***** Given entries *****
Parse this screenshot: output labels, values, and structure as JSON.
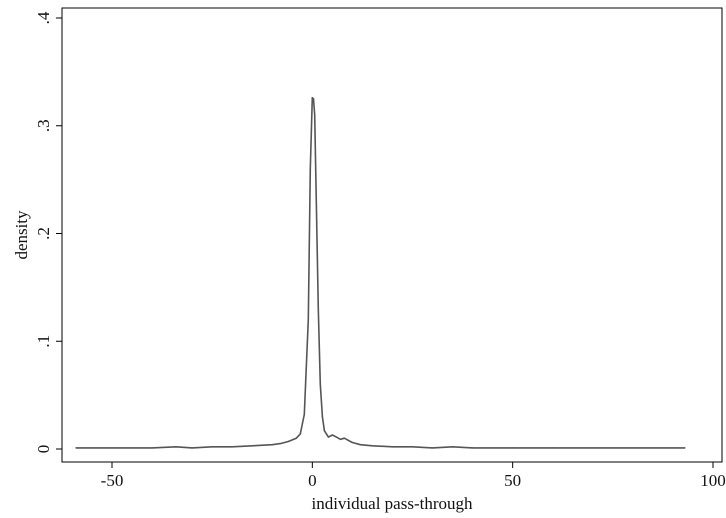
{
  "chart_data": {
    "type": "line",
    "title": "",
    "xlabel": "individual pass-through",
    "ylabel": "density",
    "xlim": [
      -60,
      100
    ],
    "ylim": [
      0,
      0.4
    ],
    "xticks": [
      -50,
      0,
      50,
      100
    ],
    "xtick_labels": [
      "-50",
      "0",
      "50",
      "100"
    ],
    "yticks": [
      0,
      0.1,
      0.2,
      0.3,
      0.4
    ],
    "ytick_labels": [
      "0",
      ".1",
      ".2",
      ".3",
      ".4"
    ],
    "grid": false,
    "series": [
      {
        "color": "#555555",
        "x": [
          -59,
          -40,
          -34,
          -30,
          -25,
          -20,
          -15,
          -10,
          -8,
          -6,
          -4,
          -3,
          -2,
          -1,
          -0.5,
          0,
          0.3,
          0.6,
          1,
          1.5,
          2,
          2.5,
          3,
          4,
          5,
          6,
          7,
          8,
          9,
          10,
          12,
          15,
          20,
          25,
          30,
          35,
          40,
          50,
          60,
          70,
          80,
          93
        ],
        "y": [
          0.001,
          0.001,
          0.002,
          0.001,
          0.002,
          0.002,
          0.003,
          0.004,
          0.005,
          0.007,
          0.01,
          0.014,
          0.032,
          0.12,
          0.26,
          0.326,
          0.325,
          0.31,
          0.23,
          0.13,
          0.06,
          0.03,
          0.017,
          0.011,
          0.013,
          0.011,
          0.009,
          0.01,
          0.008,
          0.006,
          0.004,
          0.003,
          0.002,
          0.002,
          0.001,
          0.002,
          0.001,
          0.001,
          0.001,
          0.001,
          0.001,
          0.001
        ]
      }
    ]
  }
}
*****
__Problem statement__. Drop the pictures and reproduce the rest of the entries above exactly.

__Full solution__.
Parse this screenshot: output labels, values, and structure as JSON.
{
  "chart_data": {
    "type": "line",
    "title": "",
    "xlabel": "individual pass-through",
    "ylabel": "density",
    "xlim": [
      -60,
      100
    ],
    "ylim": [
      0,
      0.4
    ],
    "xticks": [
      -50,
      0,
      50,
      100
    ],
    "xtick_labels": [
      "-50",
      "0",
      "50",
      "100"
    ],
    "yticks": [
      0,
      0.1,
      0.2,
      0.3,
      0.4
    ],
    "ytick_labels": [
      "0",
      ".1",
      ".2",
      ".3",
      ".4"
    ],
    "grid": false,
    "series": [
      {
        "color": "#555555",
        "x": [
          -59,
          -40,
          -34,
          -30,
          -25,
          -20,
          -15,
          -10,
          -8,
          -6,
          -4,
          -3,
          -2,
          -1,
          -0.5,
          0,
          0.3,
          0.6,
          1,
          1.5,
          2,
          2.5,
          3,
          4,
          5,
          6,
          7,
          8,
          9,
          10,
          12,
          15,
          20,
          25,
          30,
          35,
          40,
          50,
          60,
          70,
          80,
          93
        ],
        "y": [
          0.001,
          0.001,
          0.002,
          0.001,
          0.002,
          0.002,
          0.003,
          0.004,
          0.005,
          0.007,
          0.01,
          0.014,
          0.032,
          0.12,
          0.26,
          0.326,
          0.325,
          0.31,
          0.23,
          0.13,
          0.06,
          0.03,
          0.017,
          0.011,
          0.013,
          0.011,
          0.009,
          0.01,
          0.008,
          0.006,
          0.004,
          0.003,
          0.002,
          0.002,
          0.001,
          0.002,
          0.001,
          0.001,
          0.001,
          0.001,
          0.001,
          0.001
        ]
      }
    ]
  }
}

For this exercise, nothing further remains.